**AVAILABLE RECORDS**
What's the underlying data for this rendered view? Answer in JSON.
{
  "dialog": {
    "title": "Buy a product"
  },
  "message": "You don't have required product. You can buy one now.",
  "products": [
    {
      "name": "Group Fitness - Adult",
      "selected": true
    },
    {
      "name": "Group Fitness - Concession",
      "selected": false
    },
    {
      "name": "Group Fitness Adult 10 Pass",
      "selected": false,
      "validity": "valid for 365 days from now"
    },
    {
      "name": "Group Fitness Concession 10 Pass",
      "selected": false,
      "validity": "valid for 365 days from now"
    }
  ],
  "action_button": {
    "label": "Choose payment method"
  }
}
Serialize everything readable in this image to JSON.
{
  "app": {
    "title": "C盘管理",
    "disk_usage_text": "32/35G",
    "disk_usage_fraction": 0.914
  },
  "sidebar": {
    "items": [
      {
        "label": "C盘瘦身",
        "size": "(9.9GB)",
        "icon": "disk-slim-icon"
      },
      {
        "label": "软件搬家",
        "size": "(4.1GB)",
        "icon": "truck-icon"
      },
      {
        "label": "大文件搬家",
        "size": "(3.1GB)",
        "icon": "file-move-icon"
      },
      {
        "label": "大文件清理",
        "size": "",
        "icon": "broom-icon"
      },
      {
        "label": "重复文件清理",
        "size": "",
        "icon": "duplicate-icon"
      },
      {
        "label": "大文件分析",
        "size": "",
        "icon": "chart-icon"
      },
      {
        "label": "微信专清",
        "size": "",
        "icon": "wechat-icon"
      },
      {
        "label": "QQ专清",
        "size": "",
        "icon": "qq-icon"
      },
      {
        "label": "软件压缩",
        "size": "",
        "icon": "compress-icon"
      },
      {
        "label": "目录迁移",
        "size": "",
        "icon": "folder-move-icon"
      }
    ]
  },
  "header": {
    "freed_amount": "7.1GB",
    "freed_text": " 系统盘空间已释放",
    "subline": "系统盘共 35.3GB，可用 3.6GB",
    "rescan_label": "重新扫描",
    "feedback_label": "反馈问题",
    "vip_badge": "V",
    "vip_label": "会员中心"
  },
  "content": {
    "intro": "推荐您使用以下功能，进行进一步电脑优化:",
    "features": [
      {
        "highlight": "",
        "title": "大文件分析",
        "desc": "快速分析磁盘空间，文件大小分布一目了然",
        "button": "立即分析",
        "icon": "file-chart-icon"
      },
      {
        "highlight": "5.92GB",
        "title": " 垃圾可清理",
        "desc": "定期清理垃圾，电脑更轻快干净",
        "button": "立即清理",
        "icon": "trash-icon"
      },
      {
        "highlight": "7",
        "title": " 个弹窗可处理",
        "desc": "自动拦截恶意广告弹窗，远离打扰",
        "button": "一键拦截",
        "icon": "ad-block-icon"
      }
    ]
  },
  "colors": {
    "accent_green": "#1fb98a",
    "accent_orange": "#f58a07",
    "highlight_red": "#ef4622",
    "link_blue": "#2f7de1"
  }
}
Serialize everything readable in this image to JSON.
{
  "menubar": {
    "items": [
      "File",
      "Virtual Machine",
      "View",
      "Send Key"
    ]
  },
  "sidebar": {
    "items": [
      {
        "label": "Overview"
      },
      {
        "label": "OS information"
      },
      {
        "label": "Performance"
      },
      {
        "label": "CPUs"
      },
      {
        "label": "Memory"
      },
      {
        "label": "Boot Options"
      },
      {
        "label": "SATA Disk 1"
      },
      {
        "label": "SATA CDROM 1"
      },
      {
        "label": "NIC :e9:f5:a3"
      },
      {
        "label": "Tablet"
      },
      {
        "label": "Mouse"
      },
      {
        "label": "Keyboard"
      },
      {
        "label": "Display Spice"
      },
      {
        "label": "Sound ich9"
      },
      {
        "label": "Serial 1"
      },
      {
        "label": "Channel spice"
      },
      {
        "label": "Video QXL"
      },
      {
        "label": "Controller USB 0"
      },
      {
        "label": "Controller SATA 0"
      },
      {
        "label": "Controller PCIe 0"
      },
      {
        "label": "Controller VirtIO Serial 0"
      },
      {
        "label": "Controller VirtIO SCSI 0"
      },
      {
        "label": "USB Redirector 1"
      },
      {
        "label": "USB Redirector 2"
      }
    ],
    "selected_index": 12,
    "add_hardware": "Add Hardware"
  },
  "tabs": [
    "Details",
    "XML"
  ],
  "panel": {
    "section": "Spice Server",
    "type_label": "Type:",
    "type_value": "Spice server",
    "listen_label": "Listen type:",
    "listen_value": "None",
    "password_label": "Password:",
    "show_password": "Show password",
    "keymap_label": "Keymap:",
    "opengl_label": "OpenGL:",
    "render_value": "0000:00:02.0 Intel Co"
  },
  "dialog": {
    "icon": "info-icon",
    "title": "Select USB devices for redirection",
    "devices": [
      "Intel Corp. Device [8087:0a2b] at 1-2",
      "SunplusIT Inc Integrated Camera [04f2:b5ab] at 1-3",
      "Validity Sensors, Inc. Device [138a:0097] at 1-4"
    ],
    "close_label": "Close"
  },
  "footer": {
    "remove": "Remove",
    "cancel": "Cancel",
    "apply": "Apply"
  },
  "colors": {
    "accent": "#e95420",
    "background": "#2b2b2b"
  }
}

**STATED EXERCISE**
Extract the entries above verbatim.

**THE RESULT**
What's the underlying data for this rendered view? Answer in JSON.
{
  "dialog": {
    "title": "Buy a product"
  },
  "message": "You don't have required product. You can buy one now.",
  "products": [
    {
      "name": "Group Fitness - Adult",
      "selected": true
    },
    {
      "name": "Group Fitness - Concession",
      "selected": false
    },
    {
      "name": "Group Fitness Adult 10 Pass",
      "selected": false,
      "validity": "valid for 365 days from now"
    },
    {
      "name": "Group Fitness Concession 10 Pass",
      "selected": false,
      "validity": "valid for 365 days from now"
    }
  ],
  "action_button": {
    "label": "Choose payment method"
  }
}
Serialize everything readable in this image to JSON.
{
  "app": {
    "title": "C盘管理",
    "disk_usage_text": "32/35G",
    "disk_usage_fraction": 0.914
  },
  "sidebar": {
    "items": [
      {
        "label": "C盘瘦身",
        "size": "(9.9GB)",
        "icon": "disk-slim-icon"
      },
      {
        "label": "软件搬家",
        "size": "(4.1GB)",
        "icon": "truck-icon"
      },
      {
        "label": "大文件搬家",
        "size": "(3.1GB)",
        "icon": "file-move-icon"
      },
      {
        "label": "大文件清理",
        "size": "",
        "icon": "broom-icon"
      },
      {
        "label": "重复文件清理",
        "size": "",
        "icon": "duplicate-icon"
      },
      {
        "label": "大文件分析",
        "size": "",
        "icon": "chart-icon"
      },
      {
        "label": "微信专清",
        "size": "",
        "icon": "wechat-icon"
      },
      {
        "label": "QQ专清",
        "size": "",
        "icon": "qq-icon"
      },
      {
        "label": "软件压缩",
        "size": "",
        "icon": "compress-icon"
      },
      {
        "label": "目录迁移",
        "size": "",
        "icon": "folder-move-icon"
      }
    ]
  },
  "header": {
    "freed_amount": "7.1GB",
    "freed_text": " 系统盘空间已释放",
    "subline": "系统盘共 35.3GB，可用 3.6GB",
    "rescan_label": "重新扫描",
    "feedback_label": "反馈问题",
    "vip_badge": "V",
    "vip_label": "会员中心"
  },
  "content": {
    "intro": "推荐您使用以下功能，进行进一步电脑优化:",
    "features": [
      {
        "highlight": "",
        "title": "大文件分析",
        "desc": "快速分析磁盘空间，文件大小分布一目了然",
        "button": "立即分析",
        "icon": "file-chart-icon"
      },
      {
        "highlight": "5.92GB",
        "title": " 垃圾可清理",
        "desc": "定期清理垃圾，电脑更轻快干净",
        "button": "立即清理",
        "icon": "trash-icon"
      },
      {
        "highlight": "7",
        "title": " 个弹窗可处理",
        "desc": "自动拦截恶意广告弹窗，远离打扰",
        "button": "一键拦截",
        "icon": "ad-block-icon"
      }
    ]
  },
  "colors": {
    "accent_green": "#1fb98a",
    "accent_orange": "#f58a07",
    "highlight_red": "#ef4622",
    "link_blue": "#2f7de1"
  }
}
Serialize everything readable in this image to JSON.
{
  "menubar": {
    "items": [
      "File",
      "Virtual Machine",
      "View",
      "Send Key"
    ]
  },
  "sidebar": {
    "items": [
      {
        "label": "Overview"
      },
      {
        "label": "OS information"
      },
      {
        "label": "Performance"
      },
      {
        "label": "CPUs"
      },
      {
        "label": "Memory"
      },
      {
        "label": "Boot Options"
      },
      {
        "label": "SATA Disk 1"
      },
      {
        "label": "SATA CDROM 1"
      },
      {
        "label": "NIC :e9:f5:a3"
      },
      {
        "label": "Tablet"
      },
      {
        "label": "Mouse"
      },
      {
        "label": "Keyboard"
      },
      {
        "label": "Display Spice"
      },
      {
        "label": "Sound ich9"
      },
      {
        "label": "Serial 1"
      },
      {
        "label": "Channel spice"
      },
      {
        "label": "Video QXL"
      },
      {
        "label": "Controller USB 0"
      },
      {
        "label": "Controller SATA 0"
      },
      {
        "label": "Controller PCIe 0"
      },
      {
        "label": "Controller VirtIO Serial 0"
      },
      {
        "label": "Controller VirtIO SCSI 0"
      },
      {
        "label": "USB Redirector 1"
      },
      {
        "label": "USB Redirector 2"
      }
    ],
    "selected_index": 12,
    "add_hardware": "Add Hardware"
  },
  "tabs": [
    "Details",
    "XML"
  ],
  "panel": {
    "section": "Spice Server",
    "type_label": "Type:",
    "type_value": "Spice server",
    "listen_label": "Listen type:",
    "listen_value": "None",
    "password_label": "Password:",
    "show_password": "Show password",
    "keymap_label": "Keymap:",
    "opengl_label": "OpenGL:",
    "render_value": "0000:00:02.0 Intel Co"
  },
  "dialog": {
    "icon": "info-icon",
    "title": "Select USB devices for redirection",
    "devices": [
      "Intel Corp. Device [8087:0a2b] at 1-2",
      "SunplusIT Inc Integrated Camera [04f2:b5ab] at 1-3",
      "Validity Sensors, Inc. Device [138a:0097] at 1-4"
    ],
    "close_label": "Close"
  },
  "footer": {
    "remove": "Remove",
    "cancel": "Cancel",
    "apply": "Apply"
  },
  "colors": {
    "accent": "#e95420",
    "background": "#2b2b2b"
  }
}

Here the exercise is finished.